SHORT EXERCISE: Copy each line in the data that includes the word "height".

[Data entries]

☆ ☆ ☆

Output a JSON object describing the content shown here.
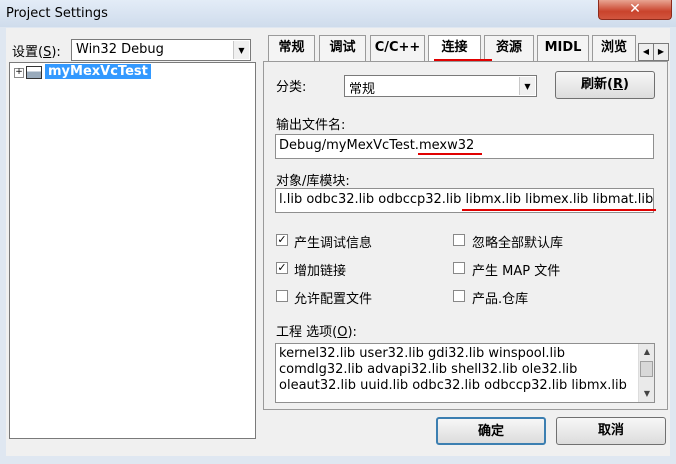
{
  "window": {
    "title": "Project Settings",
    "close_glyph": "✕"
  },
  "settings": {
    "label": "设置(S):",
    "value": "Win32 Debug"
  },
  "tree": {
    "expander": "+",
    "item": "myMexVcTest"
  },
  "tabs": [
    {
      "label": "常规",
      "active": false
    },
    {
      "label": "调试",
      "active": false
    },
    {
      "label": "C/C++",
      "active": false
    },
    {
      "label": "连接",
      "active": true
    },
    {
      "label": "资源",
      "active": false
    },
    {
      "label": "MIDL",
      "active": false
    },
    {
      "label": "浏览",
      "active": false
    }
  ],
  "tab_scroll": {
    "left": "◀",
    "right": "▶"
  },
  "category": {
    "label": "分类:",
    "value": "常规"
  },
  "reset_button": "刷新(R)",
  "output_file": {
    "label": "输出文件名:",
    "value": "Debug/myMexVcTest.mexw32"
  },
  "modules": {
    "label": "对象/库模块:",
    "value": "l.lib odbc32.lib odbccp32.lib libmx.lib libmex.lib libmat.lib"
  },
  "checkboxes": [
    {
      "label": "产生调试信息",
      "checked": true
    },
    {
      "label": "忽略全部默认库",
      "checked": false
    },
    {
      "label": "增加链接",
      "checked": true
    },
    {
      "label": "产生 MAP 文件",
      "checked": false
    },
    {
      "label": "允许配置文件",
      "checked": false
    },
    {
      "label": "产品.仓库",
      "checked": false
    }
  ],
  "project_options": {
    "label": "工程 选项(O):",
    "lines": [
      "kernel32.lib user32.lib gdi32.lib winspool.lib",
      "comdlg32.lib advapi32.lib shell32.lib ole32.lib",
      "oleaut32.lib uuid.lib odbc32.lib odbccp32.lib libmx.lib"
    ]
  },
  "buttons": {
    "ok": "确定",
    "cancel": "取消"
  },
  "colors": {
    "accent_selection": "#3399ff",
    "annotation": "#e00000"
  }
}
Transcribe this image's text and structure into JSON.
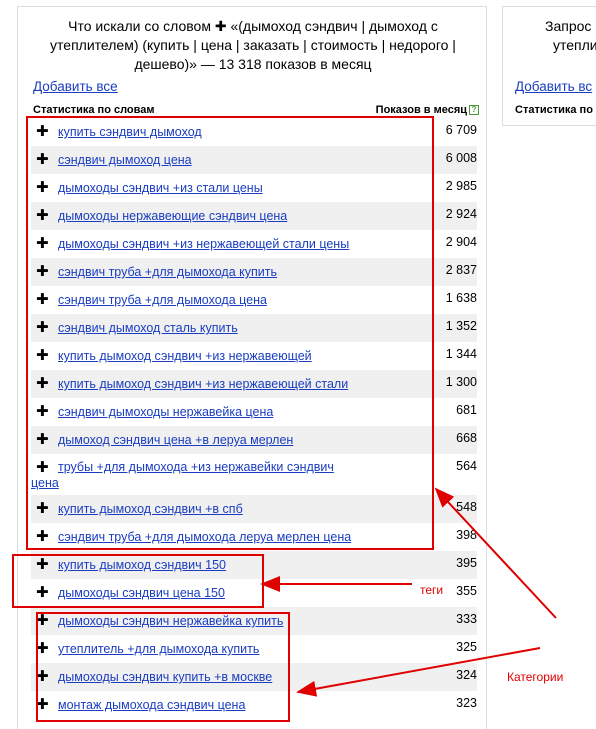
{
  "main": {
    "title_prefix": "Что искали со словом",
    "title_plus": "✚",
    "title_rest": "«(дымоход сэндвич | дымоход с утеплителем) (купить | цена | заказать | стоимость | недорого | дешево)» — 13 318 показов в месяц",
    "add_all": "Добавить все",
    "col_words": "Статистика по словам",
    "col_shows": "Показов в месяц",
    "help": "?"
  },
  "side": {
    "title_line1": "Запрос",
    "title_line2": "утепли",
    "add_all": "Добавить вс",
    "col_words": "Статистика по с"
  },
  "rows": [
    {
      "q": "купить сэндвич дымоход",
      "n": "6 709"
    },
    {
      "q": "сэндвич дымоход цена",
      "n": "6 008"
    },
    {
      "q": "дымоходы сэндвич +из стали цены",
      "n": "2 985"
    },
    {
      "q": "дымоходы нержавеющие сэндвич цена",
      "n": "2 924"
    },
    {
      "q": "дымоходы сэндвич +из нержавеющей стали цены",
      "n": "2 904"
    },
    {
      "q": "сэндвич труба +для дымохода купить",
      "n": "2 837"
    },
    {
      "q": "сэндвич труба +для дымохода цена",
      "n": "1 638"
    },
    {
      "q": "сэндвич дымоход сталь купить",
      "n": "1 352"
    },
    {
      "q": "купить дымоход сэндвич +из нержавеющей",
      "n": "1 344"
    },
    {
      "q": "купить дымоход сэндвич +из нержавеющей стали",
      "n": "1 300"
    },
    {
      "q": "сэндвич дымоходы нержавейка цена",
      "n": "681"
    },
    {
      "q": "дымоход сэндвич цена +в леруа мерлен",
      "n": "668"
    },
    {
      "q": "трубы +для дымохода +из нержавейки сэндвич цена",
      "n": "564"
    },
    {
      "q": "купить дымоход сэндвич +в спб",
      "n": "548"
    },
    {
      "q": "сэндвич труба +для дымохода леруа мерлен цена",
      "n": "398"
    },
    {
      "q": "купить дымоход сэндвич 150",
      "n": "395"
    },
    {
      "q": "дымоходы сэндвич цена 150",
      "n": "355"
    },
    {
      "q": "дымоходы сэндвич нержавейка купить",
      "n": "333"
    },
    {
      "q": "утеплитель +для дымохода купить",
      "n": "325"
    },
    {
      "q": "дымоходы сэндвич купить +в москве",
      "n": "324"
    },
    {
      "q": "монтаж дымохода сэндвич цена",
      "n": "323"
    }
  ],
  "annotations": {
    "tags": "теги",
    "categories": "Категории",
    "color": "#e00000"
  },
  "colors": {
    "link": "#1a3dc1",
    "stripe": "#f0f0f0"
  }
}
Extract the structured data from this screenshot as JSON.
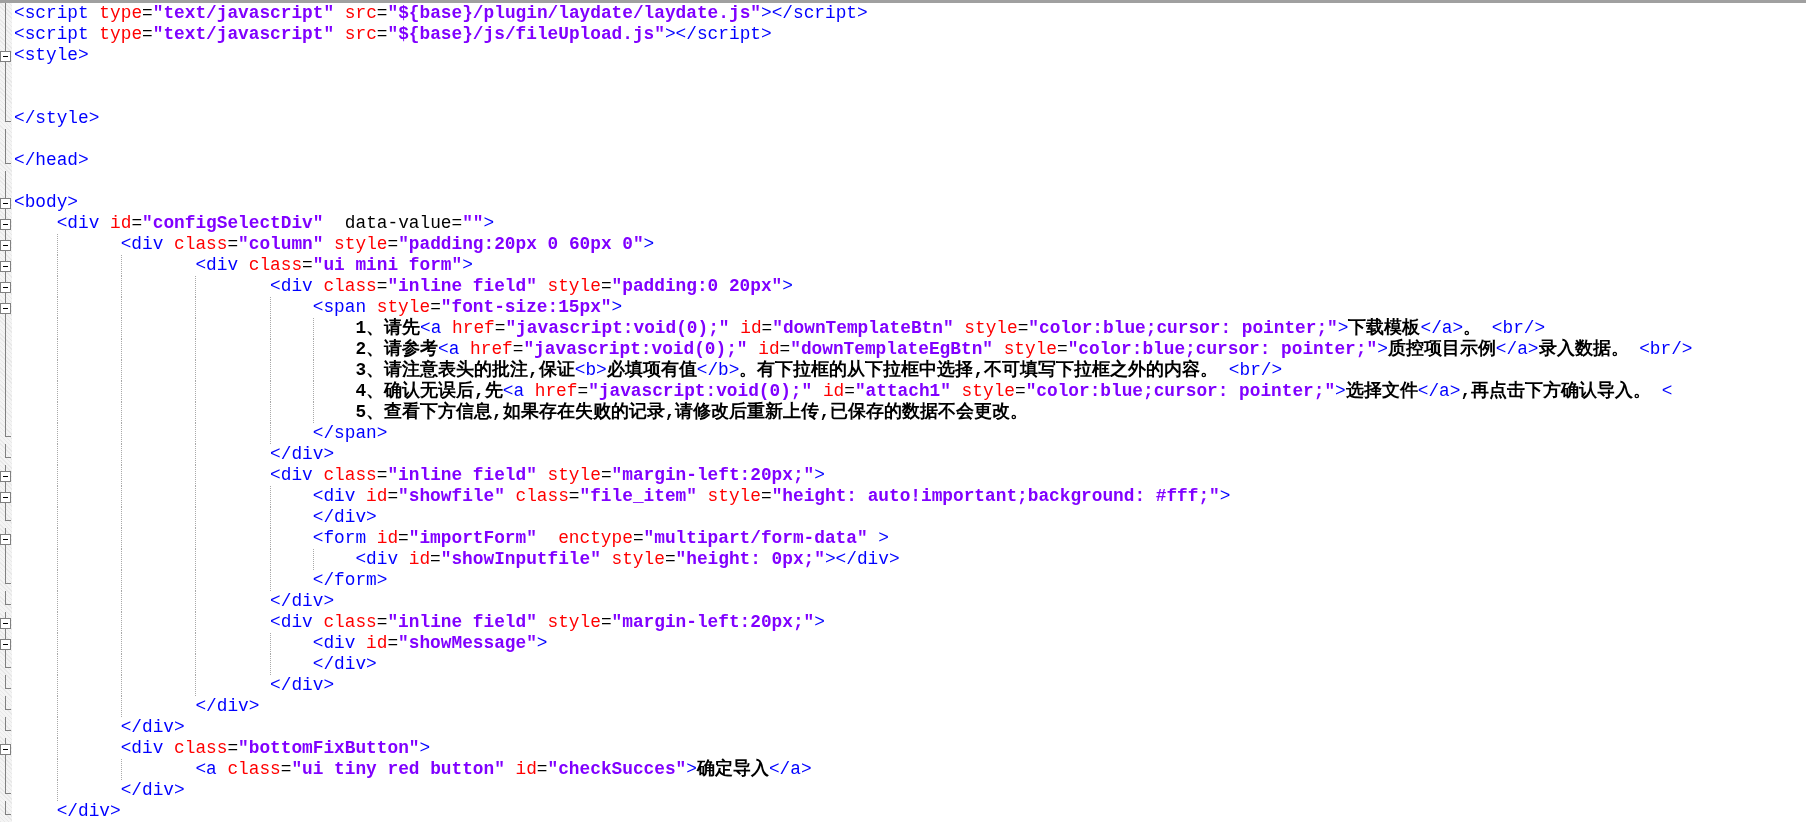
{
  "lines": [
    {
      "kind": "line",
      "tokens": [
        {
          "kind": "tag",
          "text": "<script"
        },
        {
          "kind": "attr",
          "text": " type"
        },
        {
          "kind": "op",
          "text": "="
        },
        {
          "kind": "value",
          "text": "\"text/javascript\""
        },
        {
          "kind": "attr",
          "text": " src"
        },
        {
          "kind": "op",
          "text": "="
        },
        {
          "kind": "value",
          "text": "\"${base}/plugin/laydate/laydate.js\""
        },
        {
          "kind": "tag",
          "text": "></script>"
        }
      ]
    },
    {
      "kind": "line",
      "tokens": [
        {
          "kind": "tag",
          "text": "<script"
        },
        {
          "kind": "attr",
          "text": " type"
        },
        {
          "kind": "op",
          "text": "="
        },
        {
          "kind": "value",
          "text": "\"text/javascript\""
        },
        {
          "kind": "attr",
          "text": " src"
        },
        {
          "kind": "op",
          "text": "="
        },
        {
          "kind": "value",
          "text": "\"${base}/js/fileUpload.js\""
        },
        {
          "kind": "tag",
          "text": "></script>"
        }
      ]
    },
    {
      "kind": "open",
      "tokens": [
        {
          "kind": "tag",
          "text": "<style>"
        }
      ],
      "children": [
        {
          "kind": "line"
        },
        {
          "kind": "line"
        }
      ]
    },
    {
      "kind": "close",
      "tokens": [
        {
          "kind": "tag",
          "text": "</style>"
        }
      ]
    },
    {
      "kind": "line"
    },
    {
      "kind": "close",
      "tokens": [
        {
          "kind": "tag",
          "text": "</head>"
        }
      ]
    },
    {
      "kind": "line"
    },
    {
      "kind": "open",
      "tokens": [
        {
          "kind": "tag",
          "text": "<body>"
        }
      ],
      "children": [
        {
          "kind": "open",
          "tokens": [
            {
              "kind": "tag",
              "text": "<div"
            },
            {
              "kind": "attr",
              "text": " id"
            },
            {
              "kind": "op",
              "text": "="
            },
            {
              "kind": "value",
              "text": "\"configSelectDiv\""
            },
            {
              "kind": "plain",
              "text": "  data-value"
            },
            {
              "kind": "op",
              "text": "="
            },
            {
              "kind": "value",
              "text": "\"\""
            },
            {
              "kind": "tag",
              "text": ">"
            }
          ],
          "children": [
            {
              "kind": "open",
              "tokens": [
                {
                  "kind": "tag",
                  "text": "<div"
                },
                {
                  "kind": "attr",
                  "text": " class"
                },
                {
                  "kind": "op",
                  "text": "="
                },
                {
                  "kind": "value",
                  "text": "\"column\""
                },
                {
                  "kind": "attr",
                  "text": " style"
                },
                {
                  "kind": "op",
                  "text": "="
                },
                {
                  "kind": "value",
                  "text": "\"padding:20px 0 60px 0\""
                },
                {
                  "kind": "tag",
                  "text": ">"
                }
              ],
              "children": [
                {
                  "kind": "open",
                  "tokens": [
                    {
                      "kind": "tag",
                      "text": "<div"
                    },
                    {
                      "kind": "attr",
                      "text": " class"
                    },
                    {
                      "kind": "op",
                      "text": "="
                    },
                    {
                      "kind": "value",
                      "text": "\"ui mini form\""
                    },
                    {
                      "kind": "tag",
                      "text": ">"
                    }
                  ],
                  "children": [
                    {
                      "kind": "open",
                      "tokens": [
                        {
                          "kind": "tag",
                          "text": "<div"
                        },
                        {
                          "kind": "attr",
                          "text": " class"
                        },
                        {
                          "kind": "op",
                          "text": "="
                        },
                        {
                          "kind": "value",
                          "text": "\"inline field\""
                        },
                        {
                          "kind": "attr",
                          "text": " style"
                        },
                        {
                          "kind": "op",
                          "text": "="
                        },
                        {
                          "kind": "value",
                          "text": "\"padding:0 20px\""
                        },
                        {
                          "kind": "tag",
                          "text": ">"
                        }
                      ],
                      "children": [
                        {
                          "kind": "open",
                          "tokens": [
                            {
                              "kind": "tag",
                              "text": "<span"
                            },
                            {
                              "kind": "attr",
                              "text": " style"
                            },
                            {
                              "kind": "op",
                              "text": "="
                            },
                            {
                              "kind": "value",
                              "text": "\"font-size:15px\""
                            },
                            {
                              "kind": "tag",
                              "text": ">"
                            }
                          ],
                          "children": [
                            {
                              "kind": "line",
                              "tokens": [
                                {
                                  "kind": "text",
                                  "text": "1、请先"
                                },
                                {
                                  "kind": "tag",
                                  "text": "<a"
                                },
                                {
                                  "kind": "attr",
                                  "text": " href"
                                },
                                {
                                  "kind": "op",
                                  "text": "="
                                },
                                {
                                  "kind": "value",
                                  "text": "\"javascript:void(0);\""
                                },
                                {
                                  "kind": "attr",
                                  "text": " id"
                                },
                                {
                                  "kind": "op",
                                  "text": "="
                                },
                                {
                                  "kind": "value",
                                  "text": "\"downTemplateBtn\""
                                },
                                {
                                  "kind": "attr",
                                  "text": " style"
                                },
                                {
                                  "kind": "op",
                                  "text": "="
                                },
                                {
                                  "kind": "value",
                                  "text": "\"color:blue;cursor: pointer;\""
                                },
                                {
                                  "kind": "tag",
                                  "text": ">"
                                },
                                {
                                  "kind": "text",
                                  "text": "下载模板"
                                },
                                {
                                  "kind": "tag",
                                  "text": "</a>"
                                },
                                {
                                  "kind": "text",
                                  "text": "。"
                                },
                                {
                                  "kind": "tag",
                                  "text": " <br/>"
                                }
                              ]
                            },
                            {
                              "kind": "line",
                              "tokens": [
                                {
                                  "kind": "text",
                                  "text": "2、请参考"
                                },
                                {
                                  "kind": "tag",
                                  "text": "<a"
                                },
                                {
                                  "kind": "attr",
                                  "text": " href"
                                },
                                {
                                  "kind": "op",
                                  "text": "="
                                },
                                {
                                  "kind": "value",
                                  "text": "\"javascript:void(0);\""
                                },
                                {
                                  "kind": "attr",
                                  "text": " id"
                                },
                                {
                                  "kind": "op",
                                  "text": "="
                                },
                                {
                                  "kind": "value",
                                  "text": "\"downTemplateEgBtn\""
                                },
                                {
                                  "kind": "attr",
                                  "text": " style"
                                },
                                {
                                  "kind": "op",
                                  "text": "="
                                },
                                {
                                  "kind": "value",
                                  "text": "\"color:blue;cursor: pointer;\""
                                },
                                {
                                  "kind": "tag",
                                  "text": ">"
                                },
                                {
                                  "kind": "text",
                                  "text": "质控项目示例"
                                },
                                {
                                  "kind": "tag",
                                  "text": "</a>"
                                },
                                {
                                  "kind": "text",
                                  "text": "录入数据。"
                                },
                                {
                                  "kind": "tag",
                                  "text": " <br/>"
                                }
                              ]
                            },
                            {
                              "kind": "line",
                              "tokens": [
                                {
                                  "kind": "text",
                                  "text": "3、请注意表头的批注,保证"
                                },
                                {
                                  "kind": "tag",
                                  "text": "<b>"
                                },
                                {
                                  "kind": "text",
                                  "text": "必填项有值"
                                },
                                {
                                  "kind": "tag",
                                  "text": "</b>"
                                },
                                {
                                  "kind": "text",
                                  "text": "。有下拉框的从下拉框中选择,不可填写下拉框之外的内容。"
                                },
                                {
                                  "kind": "tag",
                                  "text": " <br/>"
                                }
                              ]
                            },
                            {
                              "kind": "line",
                              "tokens": [
                                {
                                  "kind": "text",
                                  "text": "4、确认无误后,先"
                                },
                                {
                                  "kind": "tag",
                                  "text": "<a"
                                },
                                {
                                  "kind": "attr",
                                  "text": " href"
                                },
                                {
                                  "kind": "op",
                                  "text": "="
                                },
                                {
                                  "kind": "value",
                                  "text": "\"javascript:void(0);\""
                                },
                                {
                                  "kind": "attr",
                                  "text": " id"
                                },
                                {
                                  "kind": "op",
                                  "text": "="
                                },
                                {
                                  "kind": "value",
                                  "text": "\"attach1\""
                                },
                                {
                                  "kind": "attr",
                                  "text": " style"
                                },
                                {
                                  "kind": "op",
                                  "text": "="
                                },
                                {
                                  "kind": "value",
                                  "text": "\"color:blue;cursor: pointer;\""
                                },
                                {
                                  "kind": "tag",
                                  "text": ">"
                                },
                                {
                                  "kind": "text",
                                  "text": "选择文件"
                                },
                                {
                                  "kind": "tag",
                                  "text": "</a>"
                                },
                                {
                                  "kind": "text",
                                  "text": ",再点击下方确认导入。"
                                },
                                {
                                  "kind": "tag",
                                  "text": " <"
                                }
                              ]
                            },
                            {
                              "kind": "line",
                              "tokens": [
                                {
                                  "kind": "text",
                                  "text": "5、查看下方信息,如果存在失败的记录,请修改后重新上传,已保存的数据不会更改。"
                                }
                              ]
                            }
                          ]
                        },
                        {
                          "kind": "close",
                          "tokens": [
                            {
                              "kind": "tag",
                              "text": "</span>"
                            }
                          ]
                        }
                      ]
                    },
                    {
                      "kind": "close",
                      "tokens": [
                        {
                          "kind": "tag",
                          "text": "</div>"
                        }
                      ]
                    },
                    {
                      "kind": "open",
                      "tokens": [
                        {
                          "kind": "tag",
                          "text": "<div"
                        },
                        {
                          "kind": "attr",
                          "text": " class"
                        },
                        {
                          "kind": "op",
                          "text": "="
                        },
                        {
                          "kind": "value",
                          "text": "\"inline field\""
                        },
                        {
                          "kind": "attr",
                          "text": " style"
                        },
                        {
                          "kind": "op",
                          "text": "="
                        },
                        {
                          "kind": "value",
                          "text": "\"margin-left:20px;\""
                        },
                        {
                          "kind": "tag",
                          "text": ">"
                        }
                      ],
                      "children": [
                        {
                          "kind": "open",
                          "tokens": [
                            {
                              "kind": "tag",
                              "text": "<div"
                            },
                            {
                              "kind": "attr",
                              "text": " id"
                            },
                            {
                              "kind": "op",
                              "text": "="
                            },
                            {
                              "kind": "value",
                              "text": "\"showfile\""
                            },
                            {
                              "kind": "attr",
                              "text": " class"
                            },
                            {
                              "kind": "op",
                              "text": "="
                            },
                            {
                              "kind": "value",
                              "text": "\"file_item\""
                            },
                            {
                              "kind": "attr",
                              "text": " style"
                            },
                            {
                              "kind": "op",
                              "text": "="
                            },
                            {
                              "kind": "value",
                              "text": "\"height: auto!important;background: #fff;\""
                            },
                            {
                              "kind": "tag",
                              "text": ">"
                            }
                          ]
                        },
                        {
                          "kind": "close",
                          "tokens": [
                            {
                              "kind": "tag",
                              "text": "</div>"
                            }
                          ]
                        },
                        {
                          "kind": "open",
                          "tokens": [
                            {
                              "kind": "tag",
                              "text": "<form"
                            },
                            {
                              "kind": "attr",
                              "text": " id"
                            },
                            {
                              "kind": "op",
                              "text": "="
                            },
                            {
                              "kind": "value",
                              "text": "\"importForm\""
                            },
                            {
                              "kind": "attr",
                              "text": "  enctype"
                            },
                            {
                              "kind": "op",
                              "text": "="
                            },
                            {
                              "kind": "value",
                              "text": "\"multipart/form-data\""
                            },
                            {
                              "kind": "tag",
                              "text": " >"
                            }
                          ],
                          "children": [
                            {
                              "kind": "line",
                              "tokens": [
                                {
                                  "kind": "tag",
                                  "text": "<div"
                                },
                                {
                                  "kind": "attr",
                                  "text": " id"
                                },
                                {
                                  "kind": "op",
                                  "text": "="
                                },
                                {
                                  "kind": "value",
                                  "text": "\"showInputfile\""
                                },
                                {
                                  "kind": "attr",
                                  "text": " style"
                                },
                                {
                                  "kind": "op",
                                  "text": "="
                                },
                                {
                                  "kind": "value",
                                  "text": "\"height: 0px;\""
                                },
                                {
                                  "kind": "tag",
                                  "text": "></div>"
                                }
                              ]
                            }
                          ]
                        },
                        {
                          "kind": "close",
                          "tokens": [
                            {
                              "kind": "tag",
                              "text": "</form>"
                            }
                          ]
                        }
                      ]
                    },
                    {
                      "kind": "close",
                      "tokens": [
                        {
                          "kind": "tag",
                          "text": "</div>"
                        }
                      ]
                    },
                    {
                      "kind": "open",
                      "tokens": [
                        {
                          "kind": "tag",
                          "text": "<div"
                        },
                        {
                          "kind": "attr",
                          "text": " class"
                        },
                        {
                          "kind": "op",
                          "text": "="
                        },
                        {
                          "kind": "value",
                          "text": "\"inline field\""
                        },
                        {
                          "kind": "attr",
                          "text": " style"
                        },
                        {
                          "kind": "op",
                          "text": "="
                        },
                        {
                          "kind": "value",
                          "text": "\"margin-left:20px;\""
                        },
                        {
                          "kind": "tag",
                          "text": ">"
                        }
                      ],
                      "children": [
                        {
                          "kind": "open",
                          "tokens": [
                            {
                              "kind": "tag",
                              "text": "<div"
                            },
                            {
                              "kind": "attr",
                              "text": " id"
                            },
                            {
                              "kind": "op",
                              "text": "="
                            },
                            {
                              "kind": "value",
                              "text": "\"showMessage\""
                            },
                            {
                              "kind": "tag",
                              "text": ">"
                            }
                          ]
                        },
                        {
                          "kind": "close",
                          "tokens": [
                            {
                              "kind": "tag",
                              "text": "</div>"
                            }
                          ]
                        }
                      ]
                    },
                    {
                      "kind": "close",
                      "tokens": [
                        {
                          "kind": "tag",
                          "text": "</div>"
                        }
                      ]
                    }
                  ]
                },
                {
                  "kind": "close",
                  "tokens": [
                    {
                      "kind": "tag",
                      "text": "</div>"
                    }
                  ]
                }
              ]
            },
            {
              "kind": "close",
              "tokens": [
                {
                  "kind": "tag",
                  "text": "</div>"
                }
              ]
            },
            {
              "kind": "open",
              "tokens": [
                {
                  "kind": "tag",
                  "text": "<div"
                },
                {
                  "kind": "attr",
                  "text": " class"
                },
                {
                  "kind": "op",
                  "text": "="
                },
                {
                  "kind": "value",
                  "text": "\"bottomFixButton\""
                },
                {
                  "kind": "tag",
                  "text": ">"
                }
              ],
              "children": [
                {
                  "kind": "line",
                  "tokens": [
                    {
                      "kind": "tag",
                      "text": "<a"
                    },
                    {
                      "kind": "attr",
                      "text": " class"
                    },
                    {
                      "kind": "op",
                      "text": "="
                    },
                    {
                      "kind": "value",
                      "text": "\"ui tiny red button\""
                    },
                    {
                      "kind": "attr",
                      "text": " id"
                    },
                    {
                      "kind": "op",
                      "text": "="
                    },
                    {
                      "kind": "value",
                      "text": "\"checkSucces\""
                    },
                    {
                      "kind": "tag",
                      "text": ">"
                    },
                    {
                      "kind": "text",
                      "text": "确定导入"
                    },
                    {
                      "kind": "tag",
                      "text": "</a>"
                    }
                  ]
                }
              ]
            },
            {
              "kind": "close",
              "tokens": [
                {
                  "kind": "tag",
                  "text": "</div>"
                }
              ]
            }
          ]
        },
        {
          "kind": "close",
          "tokens": [
            {
              "kind": "tag",
              "text": "</div>"
            }
          ]
        }
      ]
    }
  ]
}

☆ ☆ ☆

TASK RESPONSE:
                              "text": "\"height: auto!important;background: #fff;\""
                                  "text": "\"height: 0px;\""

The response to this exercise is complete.